# Work required
Please pick out every line in the records below that contains the word "Joint" and copy those lines unchanged.

Spatial layout data
* * * * * * * * *
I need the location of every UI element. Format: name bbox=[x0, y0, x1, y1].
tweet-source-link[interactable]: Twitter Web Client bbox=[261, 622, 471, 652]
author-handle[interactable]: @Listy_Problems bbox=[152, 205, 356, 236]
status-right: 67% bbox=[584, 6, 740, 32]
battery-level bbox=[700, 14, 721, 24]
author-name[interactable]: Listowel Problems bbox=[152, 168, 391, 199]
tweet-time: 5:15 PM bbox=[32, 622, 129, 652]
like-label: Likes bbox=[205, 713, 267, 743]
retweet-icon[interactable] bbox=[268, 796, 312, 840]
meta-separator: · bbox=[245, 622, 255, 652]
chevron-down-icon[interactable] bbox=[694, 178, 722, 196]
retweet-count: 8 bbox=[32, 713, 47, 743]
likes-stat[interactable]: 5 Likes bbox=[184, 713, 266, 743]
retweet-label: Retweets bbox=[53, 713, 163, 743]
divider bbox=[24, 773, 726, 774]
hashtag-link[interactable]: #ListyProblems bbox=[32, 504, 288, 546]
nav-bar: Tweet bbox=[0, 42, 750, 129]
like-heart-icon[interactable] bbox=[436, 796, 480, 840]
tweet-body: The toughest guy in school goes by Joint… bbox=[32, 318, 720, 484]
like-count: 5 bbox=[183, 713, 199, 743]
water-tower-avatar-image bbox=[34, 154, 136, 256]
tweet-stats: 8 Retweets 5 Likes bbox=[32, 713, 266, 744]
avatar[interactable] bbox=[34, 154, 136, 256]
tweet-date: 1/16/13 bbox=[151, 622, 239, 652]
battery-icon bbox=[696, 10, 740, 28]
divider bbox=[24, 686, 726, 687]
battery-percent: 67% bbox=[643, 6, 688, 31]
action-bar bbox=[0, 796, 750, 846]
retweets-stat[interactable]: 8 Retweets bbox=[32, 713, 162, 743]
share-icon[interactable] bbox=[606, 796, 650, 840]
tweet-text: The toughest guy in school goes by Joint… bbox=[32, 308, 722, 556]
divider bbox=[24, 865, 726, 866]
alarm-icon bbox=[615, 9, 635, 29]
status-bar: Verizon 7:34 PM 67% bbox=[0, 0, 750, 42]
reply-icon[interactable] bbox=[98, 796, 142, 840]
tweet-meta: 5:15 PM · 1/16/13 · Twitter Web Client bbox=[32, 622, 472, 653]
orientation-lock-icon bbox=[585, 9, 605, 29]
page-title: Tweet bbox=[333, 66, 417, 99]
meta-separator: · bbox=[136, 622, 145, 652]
* * * * * * * * *
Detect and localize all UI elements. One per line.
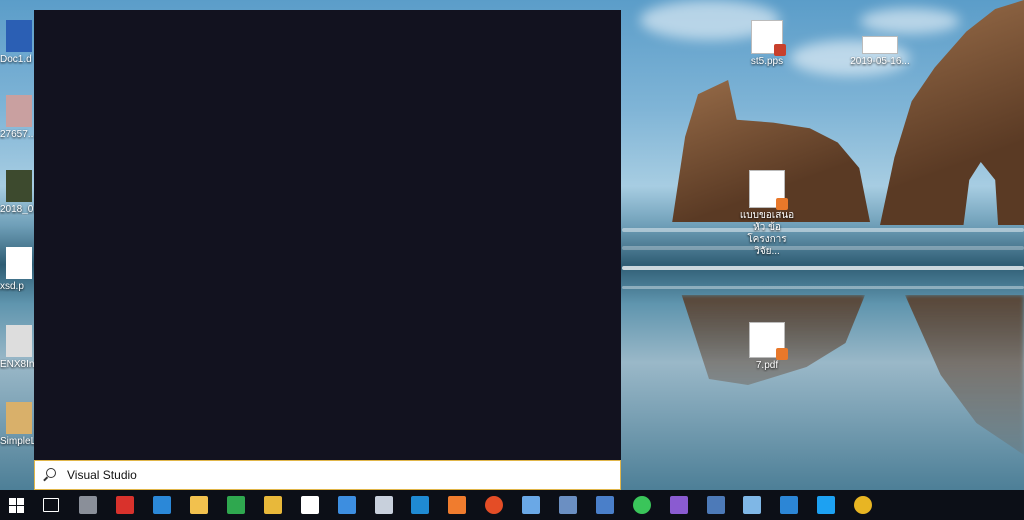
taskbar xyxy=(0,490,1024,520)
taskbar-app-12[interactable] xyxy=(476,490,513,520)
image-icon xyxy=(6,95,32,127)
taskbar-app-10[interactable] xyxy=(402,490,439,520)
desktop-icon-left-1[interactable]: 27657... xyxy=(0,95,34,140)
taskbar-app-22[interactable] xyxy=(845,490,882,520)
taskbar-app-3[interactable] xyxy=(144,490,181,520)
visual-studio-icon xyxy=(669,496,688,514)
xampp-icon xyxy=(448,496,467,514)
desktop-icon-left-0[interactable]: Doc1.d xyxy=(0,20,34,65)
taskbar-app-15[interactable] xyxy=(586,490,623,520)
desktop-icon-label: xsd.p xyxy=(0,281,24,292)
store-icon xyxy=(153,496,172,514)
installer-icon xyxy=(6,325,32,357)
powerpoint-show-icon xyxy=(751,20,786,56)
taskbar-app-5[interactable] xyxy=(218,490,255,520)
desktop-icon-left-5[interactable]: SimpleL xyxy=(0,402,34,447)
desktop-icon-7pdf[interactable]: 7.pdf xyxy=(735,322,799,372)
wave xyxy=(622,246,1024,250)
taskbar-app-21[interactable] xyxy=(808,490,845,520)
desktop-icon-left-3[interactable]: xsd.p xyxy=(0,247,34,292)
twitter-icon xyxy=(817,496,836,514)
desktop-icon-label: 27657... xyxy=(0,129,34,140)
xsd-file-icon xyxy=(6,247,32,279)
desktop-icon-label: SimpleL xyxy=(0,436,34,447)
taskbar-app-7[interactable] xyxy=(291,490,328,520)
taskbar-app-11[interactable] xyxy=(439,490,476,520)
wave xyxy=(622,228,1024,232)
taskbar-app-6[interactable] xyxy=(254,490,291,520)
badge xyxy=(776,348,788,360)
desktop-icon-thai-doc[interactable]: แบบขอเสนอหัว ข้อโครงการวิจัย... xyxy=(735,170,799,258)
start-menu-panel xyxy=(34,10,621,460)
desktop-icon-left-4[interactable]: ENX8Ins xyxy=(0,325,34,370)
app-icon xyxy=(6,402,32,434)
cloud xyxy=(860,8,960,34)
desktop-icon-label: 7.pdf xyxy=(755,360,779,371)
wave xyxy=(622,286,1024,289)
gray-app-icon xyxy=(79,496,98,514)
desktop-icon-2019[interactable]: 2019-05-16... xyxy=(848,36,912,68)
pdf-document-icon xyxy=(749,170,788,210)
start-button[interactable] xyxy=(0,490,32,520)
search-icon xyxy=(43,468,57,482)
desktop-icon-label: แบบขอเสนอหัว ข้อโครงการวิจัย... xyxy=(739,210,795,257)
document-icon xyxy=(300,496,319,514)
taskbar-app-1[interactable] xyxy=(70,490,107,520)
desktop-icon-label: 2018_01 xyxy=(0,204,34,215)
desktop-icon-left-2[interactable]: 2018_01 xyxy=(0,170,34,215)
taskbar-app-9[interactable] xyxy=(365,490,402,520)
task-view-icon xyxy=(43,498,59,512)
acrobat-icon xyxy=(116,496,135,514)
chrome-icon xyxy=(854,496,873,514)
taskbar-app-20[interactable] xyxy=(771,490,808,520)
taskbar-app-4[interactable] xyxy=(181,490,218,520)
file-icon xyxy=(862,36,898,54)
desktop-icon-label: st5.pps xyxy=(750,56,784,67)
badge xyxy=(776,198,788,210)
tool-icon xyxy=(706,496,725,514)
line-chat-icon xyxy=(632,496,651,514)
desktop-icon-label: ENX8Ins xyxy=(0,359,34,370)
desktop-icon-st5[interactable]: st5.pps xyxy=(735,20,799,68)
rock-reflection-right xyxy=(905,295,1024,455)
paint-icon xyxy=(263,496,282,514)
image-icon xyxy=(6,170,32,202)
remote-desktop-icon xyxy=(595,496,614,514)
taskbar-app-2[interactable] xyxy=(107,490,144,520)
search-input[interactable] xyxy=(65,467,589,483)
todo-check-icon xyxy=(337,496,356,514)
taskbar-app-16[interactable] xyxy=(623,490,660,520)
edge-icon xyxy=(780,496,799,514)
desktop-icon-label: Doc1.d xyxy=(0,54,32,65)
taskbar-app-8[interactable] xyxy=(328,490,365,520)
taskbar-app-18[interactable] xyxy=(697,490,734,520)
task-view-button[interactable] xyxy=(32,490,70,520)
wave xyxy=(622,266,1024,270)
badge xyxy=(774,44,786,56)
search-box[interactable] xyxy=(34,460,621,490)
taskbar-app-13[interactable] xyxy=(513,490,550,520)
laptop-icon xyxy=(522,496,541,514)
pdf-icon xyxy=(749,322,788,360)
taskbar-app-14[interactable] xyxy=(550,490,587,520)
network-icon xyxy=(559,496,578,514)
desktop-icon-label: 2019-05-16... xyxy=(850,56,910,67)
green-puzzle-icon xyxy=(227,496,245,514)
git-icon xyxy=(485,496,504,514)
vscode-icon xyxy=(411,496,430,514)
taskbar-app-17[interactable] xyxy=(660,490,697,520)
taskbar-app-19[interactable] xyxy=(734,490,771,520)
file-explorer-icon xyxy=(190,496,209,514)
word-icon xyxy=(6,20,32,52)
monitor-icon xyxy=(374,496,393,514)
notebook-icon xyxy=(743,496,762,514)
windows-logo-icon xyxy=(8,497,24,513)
* * * * * * * * *
# Complete answer
tweet-body: The toughest guy in school goes by Joint… bbox=[32, 318, 720, 484]
tweet-text: The toughest guy in school goes by Joint… bbox=[32, 308, 722, 556]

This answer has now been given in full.